Tests/Rules/AvoidPositionalParameters.tests.ps1

@@ -26,6 +26,14 @@ Describe "AvoidPositionalParameters" {
             $violations.RuleName | Should -Contain 'PSAvoidUsingCmdletAliases'
         }
 
+        It "returns violations for command that is not in allow list of settings" {
+            $violations = Invoke-ScriptAnalyzer -ScriptDefinition 'Join-Path a b c d' -Settings @{
+                IncludeRules = @('PSAvoidUsingPositionalParameters')
+                Rules        = @{ PSAvoidUsingPositionalParameters = @{ CommandAllowList = 'Test-Path' } }
+            }
+            $violations.Count | Should -Be 1
+            $violations.RuleName | Should -Be 'PSAvoidUsingPositionalParameters'
+        }
     }
 
     Context "When there are no violations" {
@@ -36,6 +44,17 @@ Describe "AvoidPositionalParameters" {
         It "returns no violations for DSC configuration" {
             $noViolationsDSC.Count | Should -Be 0
         }
+
+        It "returns no violations for AZ CLI by default" {
+            Invoke-ScriptAnalyzer -ScriptDefinition 'az group deployment list' | Should -BeNullOrEmpty
+        }
+
+        It "returns no violations for command from allow list defined in settings and is case invariant" {
+            Invoke-ScriptAnalyzer -ScriptDefinition 'join-patH a b c' -Settings @{
+                IncludeRules = @('PSAvoidUsingPositionalParameters')

◆ ◆ ◆

*EXERCISE PROMPT*. Write what comes next in the AvoidPositionalParameters test diff, picking up right after its last line.

◆ ◆ ◆

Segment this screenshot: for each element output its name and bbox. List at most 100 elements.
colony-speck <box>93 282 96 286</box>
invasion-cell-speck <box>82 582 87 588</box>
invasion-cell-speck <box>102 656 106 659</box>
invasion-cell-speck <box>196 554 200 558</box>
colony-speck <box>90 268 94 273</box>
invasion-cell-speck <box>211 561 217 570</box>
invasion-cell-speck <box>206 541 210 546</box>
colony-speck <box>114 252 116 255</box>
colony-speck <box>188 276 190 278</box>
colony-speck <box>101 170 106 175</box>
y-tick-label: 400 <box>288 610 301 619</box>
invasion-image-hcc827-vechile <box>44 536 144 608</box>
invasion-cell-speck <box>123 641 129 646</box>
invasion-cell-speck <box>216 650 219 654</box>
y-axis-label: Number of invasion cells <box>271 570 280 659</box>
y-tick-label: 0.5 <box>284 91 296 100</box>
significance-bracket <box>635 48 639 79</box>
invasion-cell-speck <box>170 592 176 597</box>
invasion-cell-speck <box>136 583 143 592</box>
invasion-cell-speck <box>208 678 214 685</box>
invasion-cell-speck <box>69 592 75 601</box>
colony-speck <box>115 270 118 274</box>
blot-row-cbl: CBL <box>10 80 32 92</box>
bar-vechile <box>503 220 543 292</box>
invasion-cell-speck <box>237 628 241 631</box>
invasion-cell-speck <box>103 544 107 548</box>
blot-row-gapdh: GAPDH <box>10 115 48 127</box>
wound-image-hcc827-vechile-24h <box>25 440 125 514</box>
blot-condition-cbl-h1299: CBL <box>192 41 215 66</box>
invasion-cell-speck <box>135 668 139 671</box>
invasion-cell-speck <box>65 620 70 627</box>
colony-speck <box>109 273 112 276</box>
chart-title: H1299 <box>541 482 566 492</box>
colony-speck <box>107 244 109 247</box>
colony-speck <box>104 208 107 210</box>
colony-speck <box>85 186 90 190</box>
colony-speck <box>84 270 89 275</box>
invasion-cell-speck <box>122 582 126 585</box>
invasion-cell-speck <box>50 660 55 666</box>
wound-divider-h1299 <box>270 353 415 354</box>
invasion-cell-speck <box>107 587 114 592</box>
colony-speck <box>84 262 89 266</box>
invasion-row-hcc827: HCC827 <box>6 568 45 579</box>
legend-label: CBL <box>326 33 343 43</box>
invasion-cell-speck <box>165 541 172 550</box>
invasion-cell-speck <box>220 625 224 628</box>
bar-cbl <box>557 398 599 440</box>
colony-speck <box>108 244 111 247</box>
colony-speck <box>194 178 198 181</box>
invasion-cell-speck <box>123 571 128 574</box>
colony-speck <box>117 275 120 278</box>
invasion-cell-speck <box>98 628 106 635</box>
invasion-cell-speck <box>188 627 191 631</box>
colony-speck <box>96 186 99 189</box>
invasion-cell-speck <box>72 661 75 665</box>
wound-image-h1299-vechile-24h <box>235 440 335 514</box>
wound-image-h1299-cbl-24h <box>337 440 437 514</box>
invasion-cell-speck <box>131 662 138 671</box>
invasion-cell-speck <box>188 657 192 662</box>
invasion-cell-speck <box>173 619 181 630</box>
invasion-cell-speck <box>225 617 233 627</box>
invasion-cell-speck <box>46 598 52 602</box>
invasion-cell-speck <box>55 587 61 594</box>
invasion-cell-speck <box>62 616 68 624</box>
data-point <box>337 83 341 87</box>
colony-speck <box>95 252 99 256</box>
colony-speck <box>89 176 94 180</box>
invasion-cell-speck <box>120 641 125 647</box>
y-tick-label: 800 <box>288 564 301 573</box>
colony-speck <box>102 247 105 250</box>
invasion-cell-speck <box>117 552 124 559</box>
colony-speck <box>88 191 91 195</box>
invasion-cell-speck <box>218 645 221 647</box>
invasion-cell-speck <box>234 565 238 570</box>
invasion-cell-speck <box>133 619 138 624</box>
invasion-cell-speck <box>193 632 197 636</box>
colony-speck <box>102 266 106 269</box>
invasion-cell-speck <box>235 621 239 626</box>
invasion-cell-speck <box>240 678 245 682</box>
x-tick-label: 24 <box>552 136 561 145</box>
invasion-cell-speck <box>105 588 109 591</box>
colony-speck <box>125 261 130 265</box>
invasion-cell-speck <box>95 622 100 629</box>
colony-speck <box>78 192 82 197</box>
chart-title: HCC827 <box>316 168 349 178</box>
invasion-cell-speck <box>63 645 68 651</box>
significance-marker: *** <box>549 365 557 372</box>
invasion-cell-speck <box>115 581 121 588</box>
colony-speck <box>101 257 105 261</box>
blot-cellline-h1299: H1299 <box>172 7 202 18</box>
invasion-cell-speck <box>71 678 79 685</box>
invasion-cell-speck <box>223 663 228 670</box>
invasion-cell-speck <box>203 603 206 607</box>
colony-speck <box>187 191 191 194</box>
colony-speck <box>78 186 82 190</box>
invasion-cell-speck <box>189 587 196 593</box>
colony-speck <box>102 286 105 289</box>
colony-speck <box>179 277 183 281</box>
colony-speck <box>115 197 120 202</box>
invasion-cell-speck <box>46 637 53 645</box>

◆ ◆ ◆

*RESPONSE TO THIS TASK*.
+                Rules        = @{ PSAvoidUsingPositionalParameters = @{ CommandAllowList = 'az', 'Join-Path' } }
+            } | Should -BeNullOrEmpty
+        }
     }
 
     Context "Function defined and called in script, which has 3 or more positional parameters triggers rule." {

docs/Rules/AvoidUsingPositionalParameters.md

@@ -20,6 +20,27 @@ rule from being too noisy, this rule gets only triggered when there are 3 or mor
 supplied. A simple example where the risk of using positional parameters is negligible, is
 `Test-Path $Path`.
 
+## Configuration
+
+```powershell
+Rules = @{
+    AvoidUsingPositionalParameters = @{
+        CommandAllowList = 'az', 'Join-Path'
+        Enable           = $true
+    }
+}
+```
+
+### Parameters
+
+#### AvoidUsingPositionalParameters: string[] (Default value is 'az')
+
+Commands to be excluded from this rule. `az` is excluded by default because starting with version 2.40.0 the entrypoint of the AZ CLI became an `az.ps1` script but this script does not have any named parameters and just passes them on using `$args` as is to the Python process that it starts, therefore it is still a CLI and not a PowerShell command.
+
+#### Enable: bool (Default value is `$true`)
+
+Enable or disable the rule during ScriptAnalyzer invocation.
+
 ## How
 
 Use full parameter names when calling commands.